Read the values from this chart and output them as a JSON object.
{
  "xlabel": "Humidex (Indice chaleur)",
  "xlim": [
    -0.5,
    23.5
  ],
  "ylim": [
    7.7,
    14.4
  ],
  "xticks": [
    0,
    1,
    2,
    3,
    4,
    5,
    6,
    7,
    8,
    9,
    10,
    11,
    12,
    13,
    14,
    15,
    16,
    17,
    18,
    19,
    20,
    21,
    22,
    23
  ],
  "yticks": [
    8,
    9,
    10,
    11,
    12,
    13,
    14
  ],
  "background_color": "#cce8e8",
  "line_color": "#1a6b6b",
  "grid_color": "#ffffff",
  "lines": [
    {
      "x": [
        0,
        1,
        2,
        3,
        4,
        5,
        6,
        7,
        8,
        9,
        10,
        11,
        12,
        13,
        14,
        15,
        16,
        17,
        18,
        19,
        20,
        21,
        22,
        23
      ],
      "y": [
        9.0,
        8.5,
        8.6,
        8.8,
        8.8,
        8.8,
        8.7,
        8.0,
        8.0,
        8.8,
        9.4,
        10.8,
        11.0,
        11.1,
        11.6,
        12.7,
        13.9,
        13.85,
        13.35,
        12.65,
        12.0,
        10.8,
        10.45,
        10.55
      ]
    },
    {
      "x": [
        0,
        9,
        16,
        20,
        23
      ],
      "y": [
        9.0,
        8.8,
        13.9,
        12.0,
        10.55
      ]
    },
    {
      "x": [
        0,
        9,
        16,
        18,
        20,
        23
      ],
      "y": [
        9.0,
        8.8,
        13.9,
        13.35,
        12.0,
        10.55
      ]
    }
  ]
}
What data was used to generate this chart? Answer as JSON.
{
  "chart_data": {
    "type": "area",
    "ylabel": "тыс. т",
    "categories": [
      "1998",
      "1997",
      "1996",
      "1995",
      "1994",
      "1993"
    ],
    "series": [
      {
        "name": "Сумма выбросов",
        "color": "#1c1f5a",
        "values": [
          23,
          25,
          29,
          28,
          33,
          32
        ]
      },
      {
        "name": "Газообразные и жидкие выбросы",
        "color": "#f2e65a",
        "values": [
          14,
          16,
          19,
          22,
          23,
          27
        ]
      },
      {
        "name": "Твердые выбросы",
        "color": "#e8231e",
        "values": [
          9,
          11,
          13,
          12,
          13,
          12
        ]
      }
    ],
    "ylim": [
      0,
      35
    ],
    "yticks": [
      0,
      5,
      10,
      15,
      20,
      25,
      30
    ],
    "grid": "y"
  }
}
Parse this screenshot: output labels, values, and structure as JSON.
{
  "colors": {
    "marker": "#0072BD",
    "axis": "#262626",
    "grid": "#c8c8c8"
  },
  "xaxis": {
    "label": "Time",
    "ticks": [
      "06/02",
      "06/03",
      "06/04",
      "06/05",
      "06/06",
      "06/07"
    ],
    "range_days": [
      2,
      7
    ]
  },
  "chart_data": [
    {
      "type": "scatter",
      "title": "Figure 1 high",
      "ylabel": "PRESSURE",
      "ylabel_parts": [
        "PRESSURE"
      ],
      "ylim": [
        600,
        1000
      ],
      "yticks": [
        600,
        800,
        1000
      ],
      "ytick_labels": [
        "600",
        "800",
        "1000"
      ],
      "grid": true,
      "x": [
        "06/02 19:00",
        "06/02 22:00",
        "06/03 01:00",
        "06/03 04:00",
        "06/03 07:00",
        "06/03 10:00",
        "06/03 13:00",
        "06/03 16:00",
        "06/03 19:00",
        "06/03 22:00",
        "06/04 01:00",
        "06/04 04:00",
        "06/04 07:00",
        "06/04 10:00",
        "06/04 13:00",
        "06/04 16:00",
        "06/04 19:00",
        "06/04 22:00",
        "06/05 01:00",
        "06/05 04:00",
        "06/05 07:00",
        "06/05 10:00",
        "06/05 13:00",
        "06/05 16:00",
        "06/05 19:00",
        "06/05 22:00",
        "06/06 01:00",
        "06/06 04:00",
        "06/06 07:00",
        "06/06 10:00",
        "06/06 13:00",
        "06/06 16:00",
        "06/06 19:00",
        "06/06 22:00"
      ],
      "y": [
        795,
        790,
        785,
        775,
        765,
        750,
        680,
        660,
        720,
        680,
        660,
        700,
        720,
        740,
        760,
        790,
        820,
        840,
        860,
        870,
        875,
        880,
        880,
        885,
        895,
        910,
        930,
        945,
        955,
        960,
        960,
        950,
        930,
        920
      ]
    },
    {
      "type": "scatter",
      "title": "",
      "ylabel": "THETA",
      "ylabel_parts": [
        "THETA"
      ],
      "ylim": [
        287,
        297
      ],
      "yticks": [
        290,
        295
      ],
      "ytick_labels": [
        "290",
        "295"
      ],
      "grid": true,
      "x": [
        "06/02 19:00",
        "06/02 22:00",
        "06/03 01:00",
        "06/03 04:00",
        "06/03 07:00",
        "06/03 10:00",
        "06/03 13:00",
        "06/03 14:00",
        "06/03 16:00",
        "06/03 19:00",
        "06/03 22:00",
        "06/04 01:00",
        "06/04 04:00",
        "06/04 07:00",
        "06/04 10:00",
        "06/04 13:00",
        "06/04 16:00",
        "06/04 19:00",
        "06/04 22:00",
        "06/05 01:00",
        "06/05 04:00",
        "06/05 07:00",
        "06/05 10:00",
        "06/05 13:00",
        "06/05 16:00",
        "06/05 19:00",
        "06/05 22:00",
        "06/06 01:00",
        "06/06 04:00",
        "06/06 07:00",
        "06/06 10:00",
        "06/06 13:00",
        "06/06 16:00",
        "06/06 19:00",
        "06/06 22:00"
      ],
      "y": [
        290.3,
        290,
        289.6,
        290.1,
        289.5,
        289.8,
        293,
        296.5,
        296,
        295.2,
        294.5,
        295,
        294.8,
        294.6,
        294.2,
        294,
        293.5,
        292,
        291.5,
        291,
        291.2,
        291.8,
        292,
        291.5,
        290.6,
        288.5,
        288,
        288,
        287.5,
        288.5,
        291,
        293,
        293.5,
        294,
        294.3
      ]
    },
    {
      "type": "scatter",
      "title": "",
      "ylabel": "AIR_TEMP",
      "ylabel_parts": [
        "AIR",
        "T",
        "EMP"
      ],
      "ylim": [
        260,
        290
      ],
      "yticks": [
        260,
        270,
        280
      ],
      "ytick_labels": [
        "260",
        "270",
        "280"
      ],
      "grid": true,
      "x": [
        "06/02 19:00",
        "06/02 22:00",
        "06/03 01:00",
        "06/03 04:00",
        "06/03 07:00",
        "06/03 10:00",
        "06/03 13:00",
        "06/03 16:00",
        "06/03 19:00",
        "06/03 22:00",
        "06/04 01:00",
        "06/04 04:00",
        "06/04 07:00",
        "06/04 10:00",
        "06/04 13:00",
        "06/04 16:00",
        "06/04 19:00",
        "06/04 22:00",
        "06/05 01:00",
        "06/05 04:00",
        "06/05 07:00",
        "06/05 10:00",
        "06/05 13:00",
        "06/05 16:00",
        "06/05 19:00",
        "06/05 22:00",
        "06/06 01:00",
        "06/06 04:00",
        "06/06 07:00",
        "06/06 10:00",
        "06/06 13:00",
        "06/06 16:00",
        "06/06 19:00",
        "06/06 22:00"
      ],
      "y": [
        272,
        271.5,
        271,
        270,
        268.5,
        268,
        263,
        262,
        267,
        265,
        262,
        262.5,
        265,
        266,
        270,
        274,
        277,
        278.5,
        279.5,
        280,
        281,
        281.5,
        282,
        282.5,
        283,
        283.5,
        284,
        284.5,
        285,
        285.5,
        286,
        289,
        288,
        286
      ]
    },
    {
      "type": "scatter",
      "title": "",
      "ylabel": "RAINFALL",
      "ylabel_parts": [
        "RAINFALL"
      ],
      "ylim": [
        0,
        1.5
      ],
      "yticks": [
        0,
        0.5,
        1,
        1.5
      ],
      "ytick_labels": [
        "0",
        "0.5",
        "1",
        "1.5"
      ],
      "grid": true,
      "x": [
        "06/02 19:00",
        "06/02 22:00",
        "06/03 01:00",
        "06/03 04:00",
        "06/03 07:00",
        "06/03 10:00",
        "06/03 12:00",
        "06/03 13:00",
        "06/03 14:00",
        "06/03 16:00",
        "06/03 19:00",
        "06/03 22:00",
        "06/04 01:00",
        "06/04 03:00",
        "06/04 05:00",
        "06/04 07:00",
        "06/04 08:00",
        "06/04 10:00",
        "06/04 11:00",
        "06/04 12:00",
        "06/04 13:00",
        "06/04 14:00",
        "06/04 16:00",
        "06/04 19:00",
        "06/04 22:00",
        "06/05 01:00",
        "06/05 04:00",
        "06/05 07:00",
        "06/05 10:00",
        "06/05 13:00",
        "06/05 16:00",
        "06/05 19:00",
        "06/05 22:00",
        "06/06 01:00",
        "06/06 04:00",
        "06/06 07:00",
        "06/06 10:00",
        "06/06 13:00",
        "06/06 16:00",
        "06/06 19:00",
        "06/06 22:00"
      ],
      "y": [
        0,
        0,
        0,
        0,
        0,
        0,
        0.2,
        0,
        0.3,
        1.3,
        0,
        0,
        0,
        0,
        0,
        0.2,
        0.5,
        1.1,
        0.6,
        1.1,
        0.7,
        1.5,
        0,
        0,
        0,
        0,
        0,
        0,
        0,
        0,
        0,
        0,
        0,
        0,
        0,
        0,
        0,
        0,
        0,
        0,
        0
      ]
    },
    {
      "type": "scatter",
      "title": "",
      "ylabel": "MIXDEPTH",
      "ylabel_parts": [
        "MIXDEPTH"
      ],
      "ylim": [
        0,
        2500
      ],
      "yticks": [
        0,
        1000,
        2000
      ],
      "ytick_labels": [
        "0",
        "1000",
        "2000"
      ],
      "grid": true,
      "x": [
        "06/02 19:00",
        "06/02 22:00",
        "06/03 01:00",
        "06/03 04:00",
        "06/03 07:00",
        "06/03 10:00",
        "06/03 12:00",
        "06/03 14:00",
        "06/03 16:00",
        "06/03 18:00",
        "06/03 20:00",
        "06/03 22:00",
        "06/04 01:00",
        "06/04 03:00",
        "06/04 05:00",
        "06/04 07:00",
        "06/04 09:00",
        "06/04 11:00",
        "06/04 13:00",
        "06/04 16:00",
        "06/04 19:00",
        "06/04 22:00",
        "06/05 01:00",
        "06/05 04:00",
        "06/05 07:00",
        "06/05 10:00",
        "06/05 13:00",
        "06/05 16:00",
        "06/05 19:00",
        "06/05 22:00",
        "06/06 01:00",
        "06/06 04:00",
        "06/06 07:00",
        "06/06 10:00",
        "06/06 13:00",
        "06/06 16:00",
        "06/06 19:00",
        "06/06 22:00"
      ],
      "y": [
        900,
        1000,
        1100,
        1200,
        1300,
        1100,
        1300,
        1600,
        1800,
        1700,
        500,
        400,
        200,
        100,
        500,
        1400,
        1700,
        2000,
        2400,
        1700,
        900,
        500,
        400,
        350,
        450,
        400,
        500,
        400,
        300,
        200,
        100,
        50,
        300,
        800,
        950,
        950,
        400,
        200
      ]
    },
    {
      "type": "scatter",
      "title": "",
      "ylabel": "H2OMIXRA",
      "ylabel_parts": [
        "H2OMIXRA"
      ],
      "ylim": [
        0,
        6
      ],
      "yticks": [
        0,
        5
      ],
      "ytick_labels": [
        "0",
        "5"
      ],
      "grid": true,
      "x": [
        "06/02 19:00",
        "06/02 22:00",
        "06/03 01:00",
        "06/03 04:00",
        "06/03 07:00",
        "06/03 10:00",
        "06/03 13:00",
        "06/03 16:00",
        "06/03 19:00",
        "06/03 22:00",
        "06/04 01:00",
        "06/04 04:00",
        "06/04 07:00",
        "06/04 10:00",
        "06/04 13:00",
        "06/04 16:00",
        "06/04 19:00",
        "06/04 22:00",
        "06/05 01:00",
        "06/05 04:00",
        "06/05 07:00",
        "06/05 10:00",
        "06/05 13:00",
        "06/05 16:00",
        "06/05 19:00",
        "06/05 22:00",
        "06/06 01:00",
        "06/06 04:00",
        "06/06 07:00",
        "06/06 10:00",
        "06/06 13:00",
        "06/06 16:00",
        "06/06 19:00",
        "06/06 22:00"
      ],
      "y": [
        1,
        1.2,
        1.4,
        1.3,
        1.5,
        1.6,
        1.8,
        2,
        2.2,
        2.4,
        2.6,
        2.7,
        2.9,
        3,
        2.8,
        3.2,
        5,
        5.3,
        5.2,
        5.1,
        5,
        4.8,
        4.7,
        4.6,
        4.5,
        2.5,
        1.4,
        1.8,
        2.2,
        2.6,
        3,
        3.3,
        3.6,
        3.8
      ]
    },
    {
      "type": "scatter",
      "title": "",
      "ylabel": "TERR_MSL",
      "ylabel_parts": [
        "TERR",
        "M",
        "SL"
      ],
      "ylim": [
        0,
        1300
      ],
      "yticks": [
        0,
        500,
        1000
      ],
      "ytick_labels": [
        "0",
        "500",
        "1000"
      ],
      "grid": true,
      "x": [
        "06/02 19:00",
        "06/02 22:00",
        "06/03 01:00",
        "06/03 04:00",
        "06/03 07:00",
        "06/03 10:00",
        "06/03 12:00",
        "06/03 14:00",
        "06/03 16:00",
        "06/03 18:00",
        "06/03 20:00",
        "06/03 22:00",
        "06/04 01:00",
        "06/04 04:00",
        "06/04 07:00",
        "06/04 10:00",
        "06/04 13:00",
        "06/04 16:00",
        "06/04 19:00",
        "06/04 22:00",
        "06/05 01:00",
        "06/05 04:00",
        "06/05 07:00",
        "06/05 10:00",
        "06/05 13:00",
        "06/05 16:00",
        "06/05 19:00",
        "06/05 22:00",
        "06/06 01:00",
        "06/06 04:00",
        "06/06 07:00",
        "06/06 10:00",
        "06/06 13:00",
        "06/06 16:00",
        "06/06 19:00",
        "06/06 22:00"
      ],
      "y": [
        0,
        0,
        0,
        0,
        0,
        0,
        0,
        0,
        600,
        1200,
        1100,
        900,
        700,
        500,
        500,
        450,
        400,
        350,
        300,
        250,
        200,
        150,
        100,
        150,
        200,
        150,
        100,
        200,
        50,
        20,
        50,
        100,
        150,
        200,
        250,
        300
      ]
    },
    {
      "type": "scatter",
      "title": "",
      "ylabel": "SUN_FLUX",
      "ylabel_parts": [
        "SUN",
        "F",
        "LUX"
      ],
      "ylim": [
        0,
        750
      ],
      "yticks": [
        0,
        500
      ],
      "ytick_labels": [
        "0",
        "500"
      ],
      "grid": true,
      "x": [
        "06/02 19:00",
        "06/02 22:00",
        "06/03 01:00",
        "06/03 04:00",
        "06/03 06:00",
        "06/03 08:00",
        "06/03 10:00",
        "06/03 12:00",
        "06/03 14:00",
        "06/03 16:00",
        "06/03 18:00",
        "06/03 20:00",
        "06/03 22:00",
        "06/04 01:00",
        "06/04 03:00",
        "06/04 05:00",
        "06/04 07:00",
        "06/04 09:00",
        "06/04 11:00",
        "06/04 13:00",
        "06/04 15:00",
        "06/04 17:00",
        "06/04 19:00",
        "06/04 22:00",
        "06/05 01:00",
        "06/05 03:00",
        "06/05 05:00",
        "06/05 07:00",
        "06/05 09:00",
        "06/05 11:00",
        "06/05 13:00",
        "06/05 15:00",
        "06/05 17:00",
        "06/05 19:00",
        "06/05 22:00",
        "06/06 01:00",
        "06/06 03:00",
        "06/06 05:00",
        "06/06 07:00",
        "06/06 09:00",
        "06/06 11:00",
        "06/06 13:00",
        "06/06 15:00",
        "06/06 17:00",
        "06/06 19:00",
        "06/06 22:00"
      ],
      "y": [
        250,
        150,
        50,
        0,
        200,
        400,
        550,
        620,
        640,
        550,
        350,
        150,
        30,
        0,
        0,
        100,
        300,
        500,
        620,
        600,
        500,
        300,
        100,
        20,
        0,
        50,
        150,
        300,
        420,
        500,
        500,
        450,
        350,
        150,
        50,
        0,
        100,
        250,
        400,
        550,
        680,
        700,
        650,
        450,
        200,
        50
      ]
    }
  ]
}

§ PROBLEM DESCRIPTION
Report each line of the material above where the word "выбросы" appears.

§ SOLVED PROBLEM
        "name": "Газообразные и жидкие выбросы",
        "name": "Твердые выбросы",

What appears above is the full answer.